• [Task instructions]:
Pull out all lines from the listing below in which the word "name" appears.

• [Given records]:
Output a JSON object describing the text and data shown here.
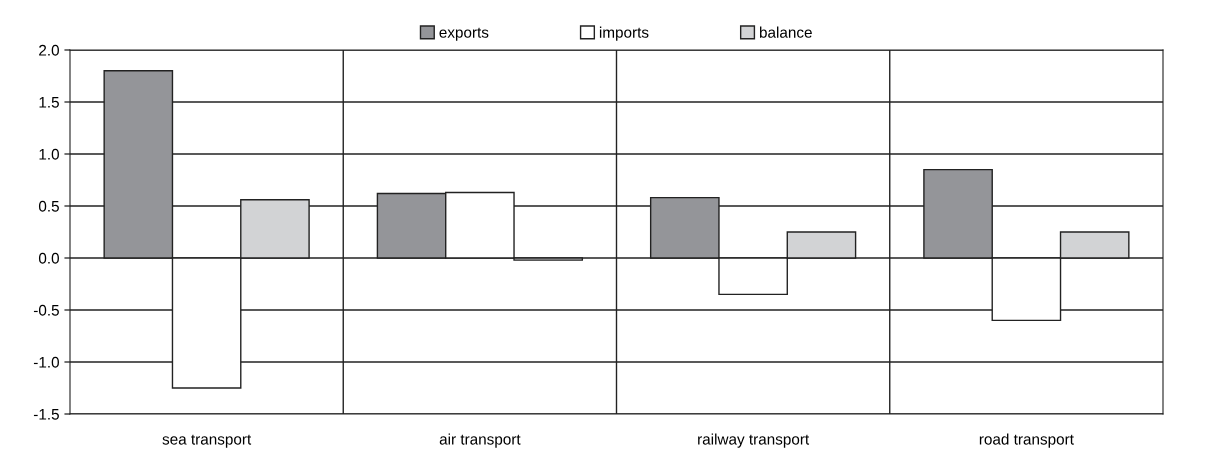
{
  "chart_data": {
    "type": "bar",
    "categories": [
      "sea transport",
      "air transport",
      "railway transport",
      "road transport"
    ],
    "series": [
      {
        "name": "exports",
        "color": "#949599",
        "values": [
          1.8,
          0.62,
          0.58,
          0.85
        ]
      },
      {
        "name": "imports",
        "color": "#ffffff",
        "values": [
          -1.25,
          0.63,
          -0.35,
          -0.6
        ]
      },
      {
        "name": "balance",
        "color": "#d2d3d5",
        "values": [
          0.56,
          -0.02,
          0.25,
          0.25
        ]
      }
    ],
    "ylim": [
      -1.5,
      2.0
    ],
    "yticks": [
      {
        "value": -1.5,
        "label": "-1.5"
      },
      {
        "value": -1.0,
        "label": "-1.0"
      },
      {
        "value": -0.5,
        "label": "-0.5"
      },
      {
        "value": 0.0,
        "label": "0.0"
      },
      {
        "value": 0.5,
        "label": "0.5"
      },
      {
        "value": 1.0,
        "label": "1.0"
      },
      {
        "value": 1.5,
        "label": "1.5"
      },
      {
        "value": 2.0,
        "label": "2.0"
      }
    ],
    "grid": true,
    "legend": "top"
  }
}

• [Reply]:
        "name": "exports",
        "name": "imports",
        "name": "balance",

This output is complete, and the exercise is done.